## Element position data
━━━━━━

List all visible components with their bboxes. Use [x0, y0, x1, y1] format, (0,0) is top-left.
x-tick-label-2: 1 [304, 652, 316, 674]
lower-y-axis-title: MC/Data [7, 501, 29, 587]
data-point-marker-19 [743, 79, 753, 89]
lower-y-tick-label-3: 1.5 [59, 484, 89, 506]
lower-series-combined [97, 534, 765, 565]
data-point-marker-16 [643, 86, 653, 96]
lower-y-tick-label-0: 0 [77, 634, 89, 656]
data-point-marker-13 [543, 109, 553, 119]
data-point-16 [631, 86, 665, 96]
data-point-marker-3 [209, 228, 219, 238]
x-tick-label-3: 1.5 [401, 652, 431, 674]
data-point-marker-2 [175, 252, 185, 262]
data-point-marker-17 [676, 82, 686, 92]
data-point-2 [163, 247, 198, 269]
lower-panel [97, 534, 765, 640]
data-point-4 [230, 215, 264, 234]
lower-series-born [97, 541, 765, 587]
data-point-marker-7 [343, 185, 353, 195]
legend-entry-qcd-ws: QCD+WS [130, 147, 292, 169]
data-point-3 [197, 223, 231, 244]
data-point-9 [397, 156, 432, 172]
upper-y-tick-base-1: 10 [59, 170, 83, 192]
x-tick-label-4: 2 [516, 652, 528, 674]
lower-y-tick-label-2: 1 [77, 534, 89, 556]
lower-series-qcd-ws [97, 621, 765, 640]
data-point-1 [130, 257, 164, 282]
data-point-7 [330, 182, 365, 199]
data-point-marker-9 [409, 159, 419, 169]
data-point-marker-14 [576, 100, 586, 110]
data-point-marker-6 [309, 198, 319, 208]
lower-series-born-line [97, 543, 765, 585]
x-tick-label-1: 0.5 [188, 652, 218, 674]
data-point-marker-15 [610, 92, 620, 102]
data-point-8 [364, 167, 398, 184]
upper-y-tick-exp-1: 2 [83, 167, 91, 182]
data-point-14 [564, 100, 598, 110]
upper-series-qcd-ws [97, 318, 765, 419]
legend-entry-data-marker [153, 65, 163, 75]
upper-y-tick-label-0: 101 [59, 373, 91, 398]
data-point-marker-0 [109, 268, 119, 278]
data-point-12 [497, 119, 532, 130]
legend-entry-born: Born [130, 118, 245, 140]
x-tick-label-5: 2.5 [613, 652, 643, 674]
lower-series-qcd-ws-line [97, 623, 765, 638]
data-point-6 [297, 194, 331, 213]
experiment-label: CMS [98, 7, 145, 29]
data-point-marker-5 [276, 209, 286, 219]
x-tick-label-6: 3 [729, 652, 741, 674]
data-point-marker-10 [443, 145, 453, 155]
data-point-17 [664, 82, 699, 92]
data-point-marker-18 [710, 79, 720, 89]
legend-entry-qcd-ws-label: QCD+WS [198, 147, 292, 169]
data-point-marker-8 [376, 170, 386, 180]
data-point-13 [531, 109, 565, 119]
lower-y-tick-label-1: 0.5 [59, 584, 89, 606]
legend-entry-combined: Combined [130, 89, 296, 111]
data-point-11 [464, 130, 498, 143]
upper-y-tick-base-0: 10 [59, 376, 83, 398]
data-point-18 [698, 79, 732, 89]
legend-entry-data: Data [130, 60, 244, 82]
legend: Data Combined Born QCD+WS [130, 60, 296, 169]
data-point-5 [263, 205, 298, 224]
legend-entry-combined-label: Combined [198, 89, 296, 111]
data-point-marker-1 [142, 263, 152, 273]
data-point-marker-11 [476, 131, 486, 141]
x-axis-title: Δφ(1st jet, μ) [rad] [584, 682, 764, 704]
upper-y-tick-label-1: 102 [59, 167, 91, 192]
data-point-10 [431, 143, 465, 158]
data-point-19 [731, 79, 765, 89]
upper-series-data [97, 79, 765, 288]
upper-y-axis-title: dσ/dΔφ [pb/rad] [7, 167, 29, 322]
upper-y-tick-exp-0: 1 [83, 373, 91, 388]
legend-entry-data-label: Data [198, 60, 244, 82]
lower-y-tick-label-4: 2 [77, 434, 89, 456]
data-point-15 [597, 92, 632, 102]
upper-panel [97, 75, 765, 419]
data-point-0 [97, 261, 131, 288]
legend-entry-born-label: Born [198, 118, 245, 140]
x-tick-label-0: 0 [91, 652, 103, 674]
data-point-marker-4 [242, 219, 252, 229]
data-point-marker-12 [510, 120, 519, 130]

━━━━━━

Reproduce the lines of the records from the first line through the line containing "data-point-marker-7 [343, 185, 353, 195]", with both of those lines included.

## Reply to the task
List all visible components with their bboxes. Use [x0, y0, x1, y1] format, (0,0) is top-left.
x-tick-label-2: 1 [304, 652, 316, 674]
lower-y-axis-title: MC/Data [7, 501, 29, 587]
data-point-marker-19 [743, 79, 753, 89]
lower-y-tick-label-3: 1.5 [59, 484, 89, 506]
lower-series-combined [97, 534, 765, 565]
data-point-marker-16 [643, 86, 653, 96]
lower-y-tick-label-0: 0 [77, 634, 89, 656]
data-point-marker-13 [543, 109, 553, 119]
data-point-16 [631, 86, 665, 96]
data-point-marker-3 [209, 228, 219, 238]
x-tick-label-3: 1.5 [401, 652, 431, 674]
data-point-marker-2 [175, 252, 185, 262]
data-point-marker-17 [676, 82, 686, 92]
data-point-2 [163, 247, 198, 269]
lower-panel [97, 534, 765, 640]
data-point-4 [230, 215, 264, 234]
lower-series-born [97, 541, 765, 587]
data-point-marker-7 [343, 185, 353, 195]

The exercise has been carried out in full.